* WHAT IS BEING ASKED *
Reproduce every record below exactly as written, leaving out any pictures.

Stored entries
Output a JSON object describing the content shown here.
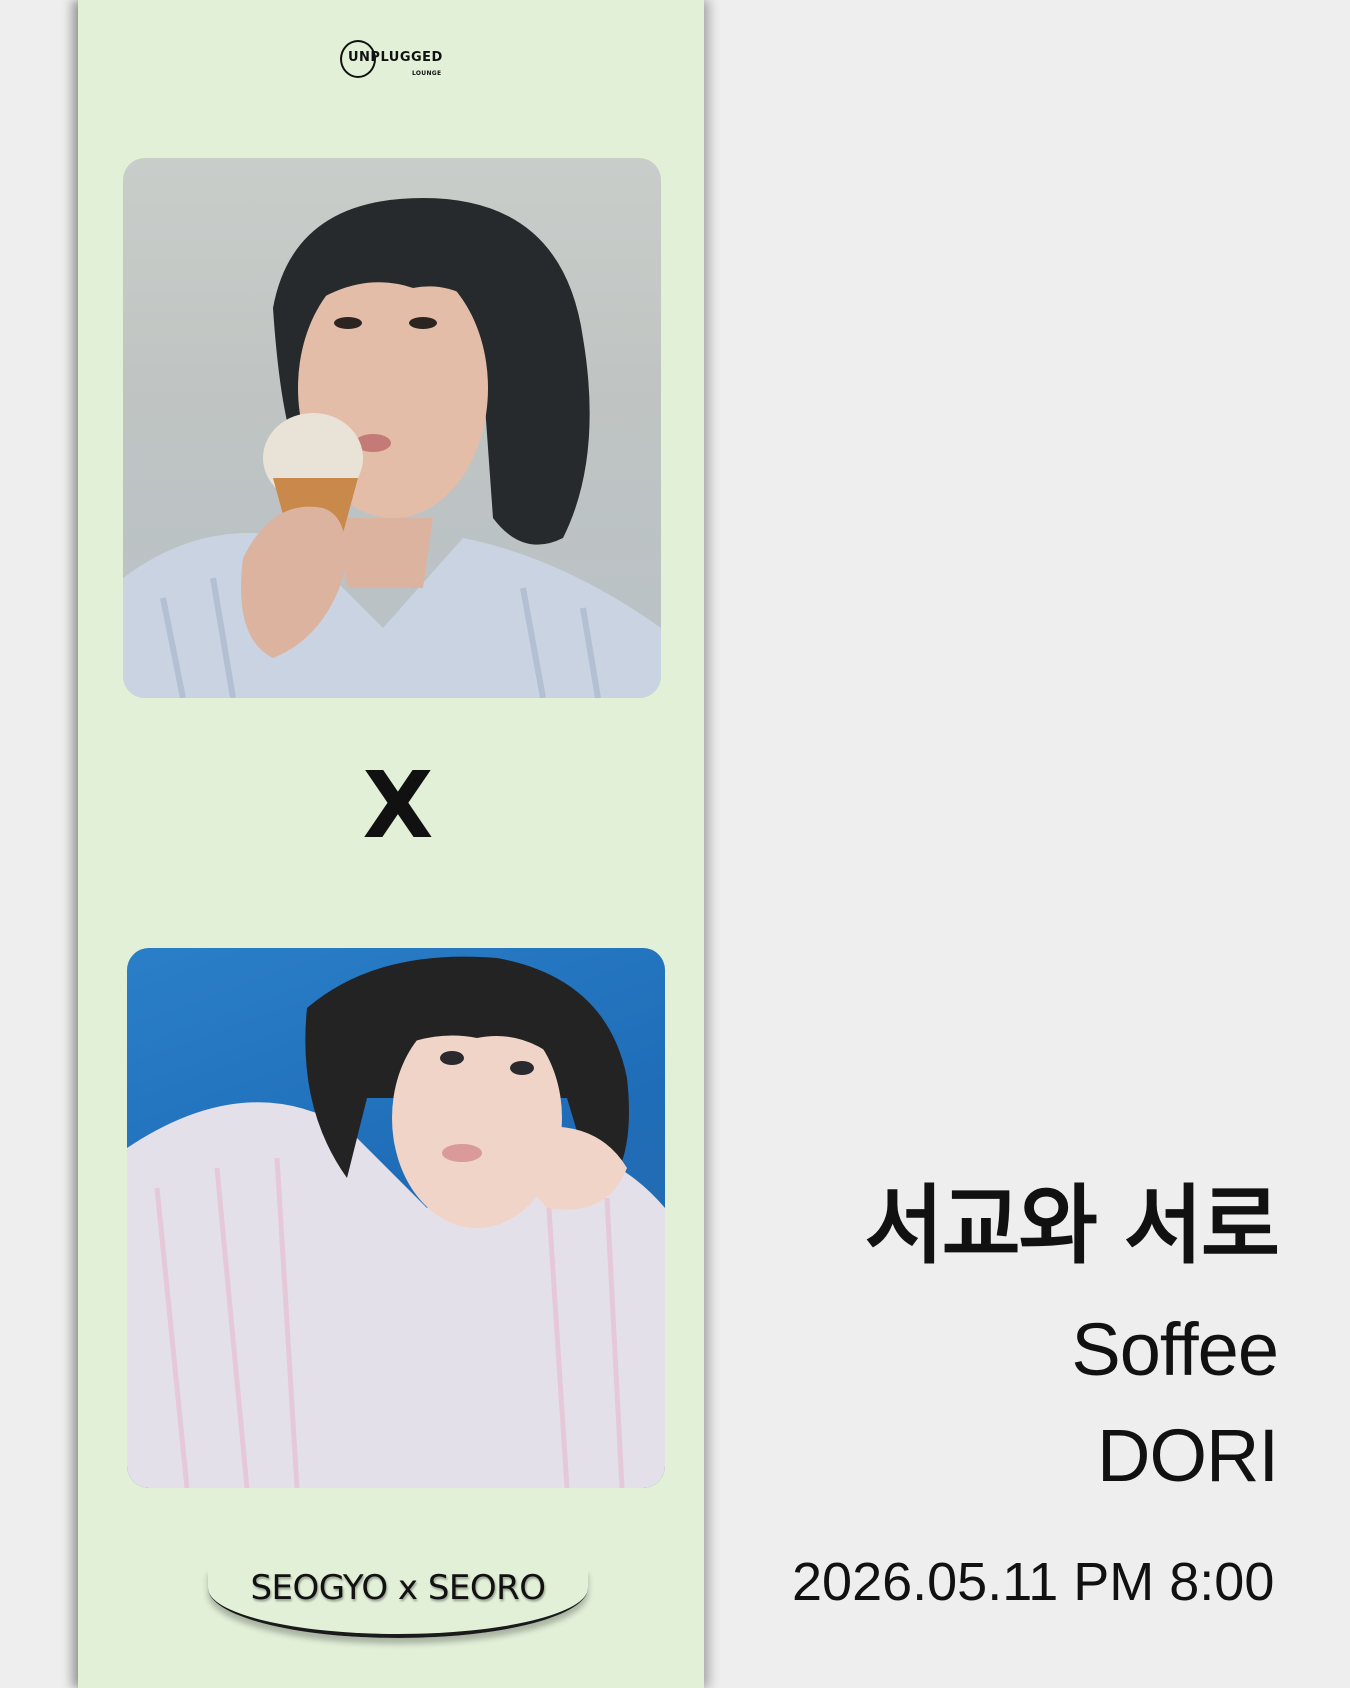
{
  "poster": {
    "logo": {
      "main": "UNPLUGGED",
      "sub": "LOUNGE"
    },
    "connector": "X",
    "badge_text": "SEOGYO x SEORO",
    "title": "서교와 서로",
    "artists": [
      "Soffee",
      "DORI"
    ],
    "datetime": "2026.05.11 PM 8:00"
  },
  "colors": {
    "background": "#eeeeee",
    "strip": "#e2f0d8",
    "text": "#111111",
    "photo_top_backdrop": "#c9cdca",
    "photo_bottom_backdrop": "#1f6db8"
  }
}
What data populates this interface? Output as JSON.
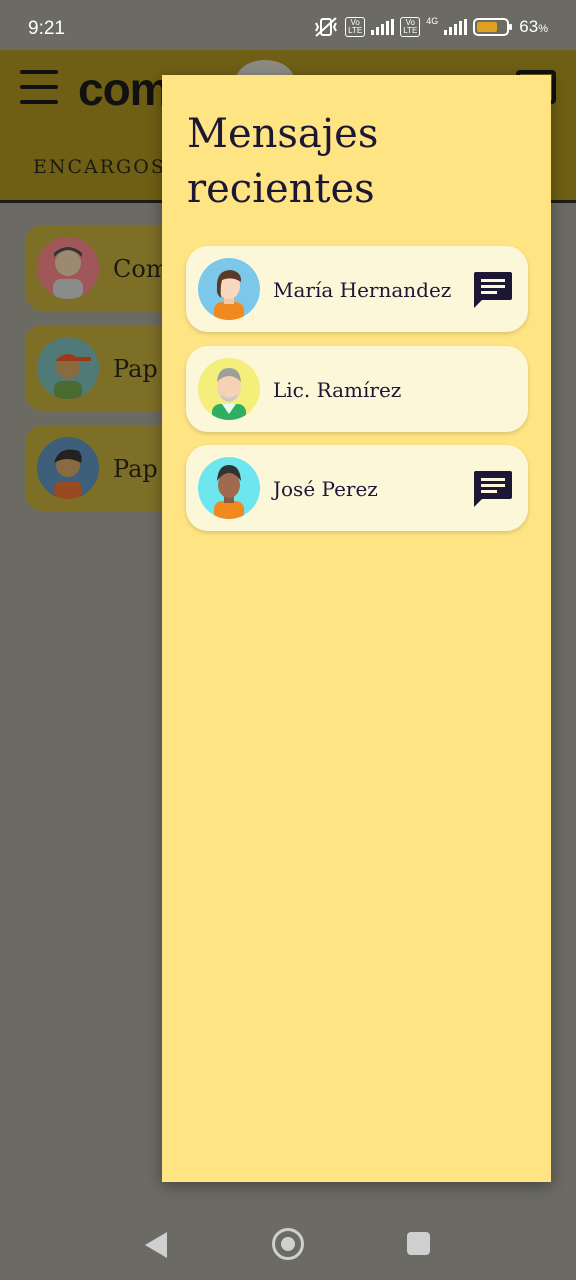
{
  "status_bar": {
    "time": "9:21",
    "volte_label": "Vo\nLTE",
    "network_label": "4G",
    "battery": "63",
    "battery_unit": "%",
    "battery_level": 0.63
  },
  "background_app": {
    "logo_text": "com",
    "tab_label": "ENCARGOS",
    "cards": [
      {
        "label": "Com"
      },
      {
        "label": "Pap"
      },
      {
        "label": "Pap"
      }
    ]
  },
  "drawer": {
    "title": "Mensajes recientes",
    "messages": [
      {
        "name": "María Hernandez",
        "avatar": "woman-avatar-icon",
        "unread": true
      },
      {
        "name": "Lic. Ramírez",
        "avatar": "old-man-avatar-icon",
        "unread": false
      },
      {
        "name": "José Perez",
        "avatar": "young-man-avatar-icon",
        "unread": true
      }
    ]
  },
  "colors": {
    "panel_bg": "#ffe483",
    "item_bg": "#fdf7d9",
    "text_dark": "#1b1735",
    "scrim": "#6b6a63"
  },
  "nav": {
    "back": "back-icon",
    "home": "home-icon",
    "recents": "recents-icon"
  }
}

* TASK ANSWER *
Output a JSON object describing the content shown here.
{
  "poster": {
    "logo": {
      "main": "UNPLUGGED",
      "sub": "LOUNGE"
    },
    "connector": "X",
    "badge_text": "SEOGYO x SEORO",
    "title": "서교와 서로",
    "artists": [
      "Soffee",
      "DORI"
    ],
    "datetime": "2026.05.11 PM 8:00"
  },
  "colors": {
    "background": "#eeeeee",
    "strip": "#e2f0d8",
    "text": "#111111",
    "photo_top_backdrop": "#c9cdca",
    "photo_bottom_backdrop": "#1f6db8"
  }
}
What data populates this interface? Output as JSON.
{
  "status_bar": {
    "time": "9:21",
    "volte_label": "Vo\nLTE",
    "network_label": "4G",
    "battery": "63",
    "battery_unit": "%",
    "battery_level": 0.63
  },
  "background_app": {
    "logo_text": "com",
    "tab_label": "ENCARGOS",
    "cards": [
      {
        "label": "Com"
      },
      {
        "label": "Pap"
      },
      {
        "label": "Pap"
      }
    ]
  },
  "drawer": {
    "title": "Mensajes recientes",
    "messages": [
      {
        "name": "María Hernandez",
        "avatar": "woman-avatar-icon",
        "unread": true
      },
      {
        "name": "Lic. Ramírez",
        "avatar": "old-man-avatar-icon",
        "unread": false
      },
      {
        "name": "José Perez",
        "avatar": "young-man-avatar-icon",
        "unread": true
      }
    ]
  },
  "colors": {
    "panel_bg": "#ffe483",
    "item_bg": "#fdf7d9",
    "text_dark": "#1b1735",
    "scrim": "#6b6a63"
  },
  "nav": {
    "back": "back-icon",
    "home": "home-icon",
    "recents": "recents-icon"
  }
}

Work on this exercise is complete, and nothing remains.